WORK ITEM. Could you show each line of the records that contains the word "name"?

(Stored records)

══════════

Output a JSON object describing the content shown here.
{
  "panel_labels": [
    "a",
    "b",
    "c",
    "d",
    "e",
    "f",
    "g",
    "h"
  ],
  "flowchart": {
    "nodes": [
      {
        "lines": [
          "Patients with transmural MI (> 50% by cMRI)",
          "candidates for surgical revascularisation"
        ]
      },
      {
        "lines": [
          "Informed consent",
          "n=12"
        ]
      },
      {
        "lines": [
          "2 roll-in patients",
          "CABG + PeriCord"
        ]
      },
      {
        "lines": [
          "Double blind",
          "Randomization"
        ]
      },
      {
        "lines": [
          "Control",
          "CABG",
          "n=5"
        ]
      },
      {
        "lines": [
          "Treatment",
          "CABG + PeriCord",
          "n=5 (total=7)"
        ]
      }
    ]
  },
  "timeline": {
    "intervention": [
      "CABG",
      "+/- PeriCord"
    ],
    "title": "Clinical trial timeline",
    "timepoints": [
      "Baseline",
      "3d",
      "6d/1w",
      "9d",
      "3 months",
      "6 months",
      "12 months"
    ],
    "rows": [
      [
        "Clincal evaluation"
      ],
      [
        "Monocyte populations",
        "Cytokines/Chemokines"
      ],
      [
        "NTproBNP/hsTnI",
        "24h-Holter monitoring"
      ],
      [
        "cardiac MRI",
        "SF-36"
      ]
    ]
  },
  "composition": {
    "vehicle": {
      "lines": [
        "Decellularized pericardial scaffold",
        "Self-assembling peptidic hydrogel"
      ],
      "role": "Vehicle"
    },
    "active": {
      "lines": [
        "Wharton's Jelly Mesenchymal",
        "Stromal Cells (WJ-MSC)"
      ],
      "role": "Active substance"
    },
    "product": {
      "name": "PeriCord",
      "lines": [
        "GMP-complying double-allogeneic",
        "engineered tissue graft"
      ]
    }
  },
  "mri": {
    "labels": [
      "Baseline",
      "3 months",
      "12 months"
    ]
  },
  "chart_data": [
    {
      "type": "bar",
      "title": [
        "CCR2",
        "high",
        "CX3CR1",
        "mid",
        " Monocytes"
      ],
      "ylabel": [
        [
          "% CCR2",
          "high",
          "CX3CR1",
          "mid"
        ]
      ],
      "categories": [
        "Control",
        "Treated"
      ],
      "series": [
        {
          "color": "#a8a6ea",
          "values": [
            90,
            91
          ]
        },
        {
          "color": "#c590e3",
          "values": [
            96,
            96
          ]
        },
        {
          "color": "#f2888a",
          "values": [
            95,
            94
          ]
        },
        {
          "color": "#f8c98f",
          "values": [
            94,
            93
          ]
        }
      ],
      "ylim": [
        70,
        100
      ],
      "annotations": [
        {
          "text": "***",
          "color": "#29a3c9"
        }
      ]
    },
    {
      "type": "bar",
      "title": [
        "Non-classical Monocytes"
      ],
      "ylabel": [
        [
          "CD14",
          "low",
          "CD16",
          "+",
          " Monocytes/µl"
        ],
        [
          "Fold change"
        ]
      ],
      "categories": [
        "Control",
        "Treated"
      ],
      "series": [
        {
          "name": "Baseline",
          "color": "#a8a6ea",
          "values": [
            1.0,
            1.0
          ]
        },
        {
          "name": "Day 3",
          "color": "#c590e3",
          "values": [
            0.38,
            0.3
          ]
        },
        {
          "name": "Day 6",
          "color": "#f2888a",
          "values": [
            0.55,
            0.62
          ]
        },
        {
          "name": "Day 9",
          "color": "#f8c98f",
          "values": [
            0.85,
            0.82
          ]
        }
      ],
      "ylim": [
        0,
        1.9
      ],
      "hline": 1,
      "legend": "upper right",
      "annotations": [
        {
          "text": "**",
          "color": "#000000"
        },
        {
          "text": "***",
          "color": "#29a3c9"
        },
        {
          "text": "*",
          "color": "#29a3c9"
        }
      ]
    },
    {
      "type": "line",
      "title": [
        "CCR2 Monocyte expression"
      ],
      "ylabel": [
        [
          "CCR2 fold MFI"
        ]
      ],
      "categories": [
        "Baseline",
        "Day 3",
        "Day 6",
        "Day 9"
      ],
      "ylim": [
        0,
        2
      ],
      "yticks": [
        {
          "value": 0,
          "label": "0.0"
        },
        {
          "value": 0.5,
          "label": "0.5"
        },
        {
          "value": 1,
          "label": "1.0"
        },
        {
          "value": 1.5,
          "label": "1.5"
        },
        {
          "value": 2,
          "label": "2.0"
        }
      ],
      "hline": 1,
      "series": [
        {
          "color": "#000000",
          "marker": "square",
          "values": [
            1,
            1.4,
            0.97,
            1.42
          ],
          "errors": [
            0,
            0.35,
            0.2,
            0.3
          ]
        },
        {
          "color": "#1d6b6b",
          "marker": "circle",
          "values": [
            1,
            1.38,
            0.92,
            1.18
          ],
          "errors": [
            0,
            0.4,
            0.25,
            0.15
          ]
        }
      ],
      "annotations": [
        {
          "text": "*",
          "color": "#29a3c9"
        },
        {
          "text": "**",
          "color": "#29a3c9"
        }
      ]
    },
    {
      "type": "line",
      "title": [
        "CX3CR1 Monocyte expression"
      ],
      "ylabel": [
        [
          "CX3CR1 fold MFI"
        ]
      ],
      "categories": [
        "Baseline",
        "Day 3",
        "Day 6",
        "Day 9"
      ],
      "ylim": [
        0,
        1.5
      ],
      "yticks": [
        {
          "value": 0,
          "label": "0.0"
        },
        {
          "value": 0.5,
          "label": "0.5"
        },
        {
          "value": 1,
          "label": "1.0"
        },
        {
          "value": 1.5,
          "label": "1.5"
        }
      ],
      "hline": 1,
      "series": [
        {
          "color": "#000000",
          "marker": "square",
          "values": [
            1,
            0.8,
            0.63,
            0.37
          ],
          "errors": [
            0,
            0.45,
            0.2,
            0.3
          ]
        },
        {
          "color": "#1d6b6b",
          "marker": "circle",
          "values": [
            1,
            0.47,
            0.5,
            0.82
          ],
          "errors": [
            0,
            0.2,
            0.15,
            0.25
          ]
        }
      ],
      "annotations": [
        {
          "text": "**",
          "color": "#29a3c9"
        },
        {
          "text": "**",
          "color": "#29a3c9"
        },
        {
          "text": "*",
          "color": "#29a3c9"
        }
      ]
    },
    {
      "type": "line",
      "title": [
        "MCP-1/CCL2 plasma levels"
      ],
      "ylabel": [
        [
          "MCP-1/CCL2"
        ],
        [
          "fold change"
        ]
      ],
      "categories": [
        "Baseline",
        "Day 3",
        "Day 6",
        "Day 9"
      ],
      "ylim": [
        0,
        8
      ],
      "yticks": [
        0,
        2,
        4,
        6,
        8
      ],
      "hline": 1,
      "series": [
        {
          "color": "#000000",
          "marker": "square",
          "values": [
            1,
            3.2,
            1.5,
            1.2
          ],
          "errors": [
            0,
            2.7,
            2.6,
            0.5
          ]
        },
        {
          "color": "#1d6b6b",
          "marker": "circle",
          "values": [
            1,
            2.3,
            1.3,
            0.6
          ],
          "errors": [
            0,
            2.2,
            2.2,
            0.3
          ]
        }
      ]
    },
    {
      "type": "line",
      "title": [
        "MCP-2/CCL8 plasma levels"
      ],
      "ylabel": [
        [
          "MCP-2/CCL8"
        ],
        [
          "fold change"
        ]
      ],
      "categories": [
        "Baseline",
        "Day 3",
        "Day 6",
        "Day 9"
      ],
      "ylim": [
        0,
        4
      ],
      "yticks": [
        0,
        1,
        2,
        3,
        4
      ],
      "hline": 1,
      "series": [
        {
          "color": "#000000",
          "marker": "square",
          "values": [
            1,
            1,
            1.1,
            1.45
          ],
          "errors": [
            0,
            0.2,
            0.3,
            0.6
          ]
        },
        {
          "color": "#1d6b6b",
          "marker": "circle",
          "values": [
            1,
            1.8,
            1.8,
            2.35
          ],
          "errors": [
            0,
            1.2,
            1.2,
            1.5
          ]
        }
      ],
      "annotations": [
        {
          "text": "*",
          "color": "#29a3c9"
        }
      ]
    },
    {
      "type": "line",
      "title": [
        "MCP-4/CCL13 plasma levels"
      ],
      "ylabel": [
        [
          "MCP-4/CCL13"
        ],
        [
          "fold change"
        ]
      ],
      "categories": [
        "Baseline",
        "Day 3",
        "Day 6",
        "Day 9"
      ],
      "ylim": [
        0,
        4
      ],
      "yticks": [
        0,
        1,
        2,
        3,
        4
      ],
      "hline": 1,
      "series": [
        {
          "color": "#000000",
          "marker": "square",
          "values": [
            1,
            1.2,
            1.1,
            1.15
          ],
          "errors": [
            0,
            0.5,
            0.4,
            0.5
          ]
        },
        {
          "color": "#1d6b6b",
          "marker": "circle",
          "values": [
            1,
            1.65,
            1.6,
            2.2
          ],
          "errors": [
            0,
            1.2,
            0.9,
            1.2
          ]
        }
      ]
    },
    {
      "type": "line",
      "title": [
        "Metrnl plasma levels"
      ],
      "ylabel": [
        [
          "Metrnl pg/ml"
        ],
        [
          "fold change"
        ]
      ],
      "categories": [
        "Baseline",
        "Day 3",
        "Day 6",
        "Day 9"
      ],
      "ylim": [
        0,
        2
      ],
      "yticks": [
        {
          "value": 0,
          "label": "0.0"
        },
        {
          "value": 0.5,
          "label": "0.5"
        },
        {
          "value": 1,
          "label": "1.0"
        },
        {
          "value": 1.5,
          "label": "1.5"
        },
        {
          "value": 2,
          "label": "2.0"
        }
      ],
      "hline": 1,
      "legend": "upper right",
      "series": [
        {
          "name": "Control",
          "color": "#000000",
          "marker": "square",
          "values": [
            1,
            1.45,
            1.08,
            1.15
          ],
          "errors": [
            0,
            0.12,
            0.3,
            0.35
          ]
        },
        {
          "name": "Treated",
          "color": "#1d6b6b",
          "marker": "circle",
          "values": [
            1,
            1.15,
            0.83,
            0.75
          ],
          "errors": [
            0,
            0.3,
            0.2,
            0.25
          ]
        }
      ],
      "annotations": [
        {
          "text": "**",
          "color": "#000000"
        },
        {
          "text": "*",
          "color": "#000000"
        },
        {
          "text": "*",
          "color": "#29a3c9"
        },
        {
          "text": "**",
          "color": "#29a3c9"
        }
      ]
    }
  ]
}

══════════

WRITTEN SOLUTION.
      "name": "PeriCord",
          "name": "Baseline",
          "name": "Day 3",
          "name": "Day 6",
          "name": "Day 9",
          "name": "Control",
          "name": "Treated",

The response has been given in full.